%%
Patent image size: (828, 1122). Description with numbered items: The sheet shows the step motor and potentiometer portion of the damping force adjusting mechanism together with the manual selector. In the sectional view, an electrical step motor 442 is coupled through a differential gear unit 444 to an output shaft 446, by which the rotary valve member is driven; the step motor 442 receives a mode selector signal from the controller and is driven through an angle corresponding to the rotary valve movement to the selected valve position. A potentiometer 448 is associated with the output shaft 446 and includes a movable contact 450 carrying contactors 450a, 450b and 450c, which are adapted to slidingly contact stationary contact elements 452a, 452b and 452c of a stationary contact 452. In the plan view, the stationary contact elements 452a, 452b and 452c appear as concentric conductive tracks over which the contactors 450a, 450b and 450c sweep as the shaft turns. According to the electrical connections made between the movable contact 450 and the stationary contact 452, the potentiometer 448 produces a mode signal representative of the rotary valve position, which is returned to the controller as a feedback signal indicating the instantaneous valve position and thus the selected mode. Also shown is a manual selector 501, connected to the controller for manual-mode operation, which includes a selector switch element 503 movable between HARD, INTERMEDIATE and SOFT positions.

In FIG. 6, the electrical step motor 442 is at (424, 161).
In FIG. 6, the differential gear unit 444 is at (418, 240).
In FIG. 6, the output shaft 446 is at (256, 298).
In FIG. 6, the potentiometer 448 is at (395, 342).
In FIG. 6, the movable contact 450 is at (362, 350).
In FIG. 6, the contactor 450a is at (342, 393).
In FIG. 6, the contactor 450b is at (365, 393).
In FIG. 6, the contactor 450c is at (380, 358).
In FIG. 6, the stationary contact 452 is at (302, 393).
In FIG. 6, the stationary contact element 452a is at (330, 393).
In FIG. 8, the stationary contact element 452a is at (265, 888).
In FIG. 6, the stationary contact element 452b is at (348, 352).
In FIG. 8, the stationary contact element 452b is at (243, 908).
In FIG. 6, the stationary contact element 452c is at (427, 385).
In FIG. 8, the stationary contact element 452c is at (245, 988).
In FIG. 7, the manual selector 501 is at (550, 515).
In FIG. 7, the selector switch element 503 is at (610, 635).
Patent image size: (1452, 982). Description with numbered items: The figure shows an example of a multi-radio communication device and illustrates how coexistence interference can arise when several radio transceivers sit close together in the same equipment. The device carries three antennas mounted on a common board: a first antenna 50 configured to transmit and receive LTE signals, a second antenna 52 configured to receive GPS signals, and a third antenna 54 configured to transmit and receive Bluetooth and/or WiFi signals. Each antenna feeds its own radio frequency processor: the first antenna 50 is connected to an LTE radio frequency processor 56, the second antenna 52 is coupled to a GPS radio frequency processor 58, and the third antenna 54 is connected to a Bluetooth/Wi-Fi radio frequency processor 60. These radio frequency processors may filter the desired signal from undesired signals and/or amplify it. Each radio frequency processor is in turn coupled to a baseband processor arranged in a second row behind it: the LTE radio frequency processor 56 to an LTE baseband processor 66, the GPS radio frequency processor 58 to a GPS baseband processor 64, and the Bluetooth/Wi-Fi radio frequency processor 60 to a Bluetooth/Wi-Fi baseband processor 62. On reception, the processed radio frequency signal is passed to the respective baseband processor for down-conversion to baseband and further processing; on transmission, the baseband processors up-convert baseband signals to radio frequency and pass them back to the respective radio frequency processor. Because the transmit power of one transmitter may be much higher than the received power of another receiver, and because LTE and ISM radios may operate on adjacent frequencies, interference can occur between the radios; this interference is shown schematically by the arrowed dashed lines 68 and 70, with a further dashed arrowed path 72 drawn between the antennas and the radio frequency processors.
%%
▶ Set task
Rewrite every row above as a numbered list, leaving out any blank lines.

▶ Solution to this task
1. Patent image size: (828, 1122). Description with numbered items: The sheet shows the step motor and potentiometer portion of the damping force adjusting mechanism together with the manual selector. In the sectional view, an electrical step motor 442 is coupled through a differential gear unit 444 to an output shaft 446, by which the rotary valve member is driven; the step motor 442 receives a mode selector signal from the controller and is driven through an angle corresponding to the rotary valve movement to the selected valve position. A potentiometer 448 is associated with the output shaft 446 and includes a movable contact 450 carrying contactors 450a, 450b and 450c, which are adapted to slidingly contact stationary contact elements 452a, 452b and 452c of a stationary contact 452. In the plan view, the stationary contact elements 452a, 452b and 452c appear as concentric conductive tracks over which the contactors 450a, 450b and 450c sweep as the shaft turns. According to the electrical connections made between the movable contact 450 and the stationary contact 452, the potentiometer 448 produces a mode signal representative of the rotary valve position, which is returned to the controller as a feedback signal indicating the instantaneous valve position and thus the selected mode. Also shown is a manual selector 501, connected to the controller for manual-mode operation, which includes a selector switch element 503 movable between HARD, INTERMEDIATE and SOFT positions.
2. In FIG. 6, the electrical step motor 442 is at (424, 161).
3. In FIG. 6, the differential gear unit 444 is at (418, 240).
4. In FIG. 6, the output shaft 446 is at (256, 298).
5. In FIG. 6, the potentiometer 448 is at (395, 342).
6. In FIG. 6, the movable contact 450 is at (362, 350).
7. In FIG. 6, the contactor 450a is at (342, 393).
8. In FIG. 6, the contactor 450b is at (365, 393).
9. In FIG. 6, the contactor 450c is at (380, 358).
10. In FIG. 6, the stationary contact 452 is at (302, 393).
11. In FIG. 6, the stationary contact element 452a is at (330, 393).
12. In FIG. 8, the stationary contact element 452a is at (265, 888).
13. In FIG. 6, the stationary contact element 452b is at (348, 352).
14. In FIG. 8, the stationary contact element 452b is at (243, 908).
15. In FIG. 6, the stationary contact element 452c is at (427, 385).
16. In FIG. 8, the stationary contact element 452c is at (245, 988).
17. In FIG. 7, the manual selector 501 is at (550, 515).
18. In FIG. 7, the selector switch element 503 is at (610, 635).
19. Patent image size: (1452, 982). Description with numbered items: The figure shows an example of a multi-radio communication device and illustrates how coexistence interference can arise when several radio transceivers sit close together in the same equipment. The device carries three antennas mounted on a common board: a first antenna 50 configured to transmit and receive LTE signals, a second antenna 52 configured to receive GPS signals, and a third antenna 54 configured to transmit and receive Bluetooth and/or WiFi signals. Each antenna feeds its own radio frequency processor: the first antenna 50 is connected to an LTE radio frequency processor 56, the second antenna 52 is coupled to a GPS radio frequency processor 58, and the third antenna 54 is connected to a Bluetooth/Wi-Fi radio frequency processor 60. These radio frequency processors may filter the desired signal from undesired signals and/or amplify it. Each radio frequency processor is in turn coupled to a baseband processor arranged in a second row behind it: the LTE radio frequency processor 56 to an LTE baseband processor 66, the GPS radio frequency processor 58 to a GPS baseband processor 64, and the Bluetooth/Wi-Fi radio frequency processor 60 to a Bluetooth/Wi-Fi baseband processor 62. On reception, the processed radio frequency signal is passed to the respective baseband processor for down-conversion to baseband and further processing; on transmission, the baseband processors up-convert baseband signals to radio frequency and pass them back to the respective radio frequency processor. Because the transmit power of one transmitter may be much higher than the received power of another receiver, and because LTE and ISM radios may operate on adjacent frequencies, interference can occur between the radios; this interference is shown schematically by the arrowed dashed lines 68 and 70, with a further dashed arrowed path 72 drawn between the antennas and the radio frequency processors.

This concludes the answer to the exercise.